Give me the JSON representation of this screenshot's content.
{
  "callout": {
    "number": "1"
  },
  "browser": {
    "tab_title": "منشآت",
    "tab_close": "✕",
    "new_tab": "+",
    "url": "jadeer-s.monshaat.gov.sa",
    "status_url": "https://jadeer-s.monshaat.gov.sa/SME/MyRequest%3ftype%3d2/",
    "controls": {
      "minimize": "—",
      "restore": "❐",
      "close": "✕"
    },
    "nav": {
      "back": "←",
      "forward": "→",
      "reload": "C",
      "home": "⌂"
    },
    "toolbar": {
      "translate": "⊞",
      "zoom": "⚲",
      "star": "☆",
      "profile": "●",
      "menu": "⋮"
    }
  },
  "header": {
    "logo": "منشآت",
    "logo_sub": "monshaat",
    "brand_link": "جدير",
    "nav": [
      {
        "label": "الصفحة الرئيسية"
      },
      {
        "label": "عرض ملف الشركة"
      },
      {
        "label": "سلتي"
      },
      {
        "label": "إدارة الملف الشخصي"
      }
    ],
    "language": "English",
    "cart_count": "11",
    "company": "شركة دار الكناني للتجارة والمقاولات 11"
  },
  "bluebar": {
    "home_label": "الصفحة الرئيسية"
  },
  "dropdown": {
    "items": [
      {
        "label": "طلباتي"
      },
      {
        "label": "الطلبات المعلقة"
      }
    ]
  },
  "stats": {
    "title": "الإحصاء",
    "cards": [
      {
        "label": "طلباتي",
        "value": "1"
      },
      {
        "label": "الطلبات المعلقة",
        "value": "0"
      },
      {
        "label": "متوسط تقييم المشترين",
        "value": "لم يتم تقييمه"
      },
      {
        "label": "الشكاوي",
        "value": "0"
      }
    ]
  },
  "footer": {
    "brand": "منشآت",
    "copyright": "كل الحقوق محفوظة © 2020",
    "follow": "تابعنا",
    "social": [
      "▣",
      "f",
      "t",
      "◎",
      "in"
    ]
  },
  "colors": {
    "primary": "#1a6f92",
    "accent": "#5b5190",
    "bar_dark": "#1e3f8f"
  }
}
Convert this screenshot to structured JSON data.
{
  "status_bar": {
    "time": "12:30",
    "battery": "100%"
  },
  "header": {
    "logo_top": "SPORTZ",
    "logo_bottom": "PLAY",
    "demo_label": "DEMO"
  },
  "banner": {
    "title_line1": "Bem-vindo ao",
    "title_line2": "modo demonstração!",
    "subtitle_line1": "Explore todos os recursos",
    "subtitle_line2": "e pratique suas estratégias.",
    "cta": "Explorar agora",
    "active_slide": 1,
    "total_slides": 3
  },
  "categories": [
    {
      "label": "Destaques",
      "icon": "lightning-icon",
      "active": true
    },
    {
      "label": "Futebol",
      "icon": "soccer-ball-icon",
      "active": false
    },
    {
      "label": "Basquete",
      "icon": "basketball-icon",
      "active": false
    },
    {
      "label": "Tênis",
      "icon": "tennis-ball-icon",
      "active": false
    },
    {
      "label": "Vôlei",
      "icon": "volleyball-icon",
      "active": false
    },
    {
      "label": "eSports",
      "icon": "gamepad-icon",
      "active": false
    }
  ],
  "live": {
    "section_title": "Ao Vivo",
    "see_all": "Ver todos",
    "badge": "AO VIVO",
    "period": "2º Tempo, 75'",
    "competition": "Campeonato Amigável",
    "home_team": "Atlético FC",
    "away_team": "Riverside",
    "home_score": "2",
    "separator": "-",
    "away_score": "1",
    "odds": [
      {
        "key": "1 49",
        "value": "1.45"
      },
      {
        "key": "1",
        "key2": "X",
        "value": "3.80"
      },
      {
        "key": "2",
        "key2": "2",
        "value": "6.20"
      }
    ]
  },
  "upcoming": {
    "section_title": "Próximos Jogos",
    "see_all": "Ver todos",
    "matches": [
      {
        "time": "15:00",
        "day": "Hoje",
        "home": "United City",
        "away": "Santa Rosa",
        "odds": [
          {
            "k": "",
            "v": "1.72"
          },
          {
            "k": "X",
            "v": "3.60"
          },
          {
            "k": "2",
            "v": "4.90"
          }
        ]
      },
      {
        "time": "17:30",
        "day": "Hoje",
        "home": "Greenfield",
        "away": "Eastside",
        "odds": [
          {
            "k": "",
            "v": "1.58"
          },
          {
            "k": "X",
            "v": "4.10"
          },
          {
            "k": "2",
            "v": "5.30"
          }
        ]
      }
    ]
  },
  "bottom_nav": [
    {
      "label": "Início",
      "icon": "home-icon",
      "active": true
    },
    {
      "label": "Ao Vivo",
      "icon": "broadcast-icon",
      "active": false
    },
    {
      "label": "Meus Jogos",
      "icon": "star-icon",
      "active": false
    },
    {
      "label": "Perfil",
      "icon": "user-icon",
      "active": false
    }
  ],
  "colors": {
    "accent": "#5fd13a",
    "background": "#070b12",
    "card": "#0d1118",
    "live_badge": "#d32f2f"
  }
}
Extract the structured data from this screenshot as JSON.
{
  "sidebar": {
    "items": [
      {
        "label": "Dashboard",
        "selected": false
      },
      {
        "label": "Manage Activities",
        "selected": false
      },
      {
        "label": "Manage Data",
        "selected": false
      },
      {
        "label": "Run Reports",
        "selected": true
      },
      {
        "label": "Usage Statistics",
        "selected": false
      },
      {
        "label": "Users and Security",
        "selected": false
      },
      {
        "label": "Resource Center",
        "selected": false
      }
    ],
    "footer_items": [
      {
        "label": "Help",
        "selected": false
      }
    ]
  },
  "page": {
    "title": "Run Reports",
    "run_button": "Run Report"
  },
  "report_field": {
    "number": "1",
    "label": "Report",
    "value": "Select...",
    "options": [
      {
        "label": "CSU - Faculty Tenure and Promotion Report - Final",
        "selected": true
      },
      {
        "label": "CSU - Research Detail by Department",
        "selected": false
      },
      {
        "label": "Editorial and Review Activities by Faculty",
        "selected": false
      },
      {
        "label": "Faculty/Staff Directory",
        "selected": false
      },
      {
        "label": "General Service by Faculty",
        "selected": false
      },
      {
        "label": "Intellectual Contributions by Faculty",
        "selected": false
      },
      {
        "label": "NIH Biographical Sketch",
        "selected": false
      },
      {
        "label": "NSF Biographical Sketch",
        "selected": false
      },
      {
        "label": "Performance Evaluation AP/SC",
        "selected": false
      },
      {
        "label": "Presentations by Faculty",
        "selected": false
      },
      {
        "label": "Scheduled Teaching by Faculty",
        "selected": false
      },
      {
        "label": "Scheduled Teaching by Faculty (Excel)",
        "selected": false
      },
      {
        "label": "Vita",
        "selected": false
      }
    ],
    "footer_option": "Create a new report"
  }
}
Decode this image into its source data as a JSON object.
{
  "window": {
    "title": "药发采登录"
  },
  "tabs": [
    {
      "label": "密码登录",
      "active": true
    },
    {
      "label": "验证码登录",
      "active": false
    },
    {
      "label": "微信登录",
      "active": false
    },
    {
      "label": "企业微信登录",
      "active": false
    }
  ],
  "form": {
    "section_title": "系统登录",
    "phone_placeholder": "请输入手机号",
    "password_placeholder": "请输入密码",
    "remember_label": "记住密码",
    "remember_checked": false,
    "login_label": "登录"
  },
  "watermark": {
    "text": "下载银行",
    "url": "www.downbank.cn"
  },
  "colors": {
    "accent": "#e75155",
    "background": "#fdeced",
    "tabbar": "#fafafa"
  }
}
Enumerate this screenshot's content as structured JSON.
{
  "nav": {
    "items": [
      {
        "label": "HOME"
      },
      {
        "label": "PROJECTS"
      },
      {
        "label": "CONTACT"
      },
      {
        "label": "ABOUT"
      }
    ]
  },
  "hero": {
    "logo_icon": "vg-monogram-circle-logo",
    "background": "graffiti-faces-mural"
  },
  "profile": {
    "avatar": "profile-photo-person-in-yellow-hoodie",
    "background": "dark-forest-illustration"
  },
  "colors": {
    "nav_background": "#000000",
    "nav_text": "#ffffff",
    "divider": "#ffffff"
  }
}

_ _ _

PROBLEM REQUIREMENTS —
From the entries, report each line that includes the word "monshaat".

ANSWER TO THIS PROBLEM —
    "url": "jadeer-s.monshaat.gov.sa",
    "status_url": "https://jadeer-s.monshaat.gov.sa/SME/MyRequest%3ftype%3d2/",
    "logo_sub": "monshaat",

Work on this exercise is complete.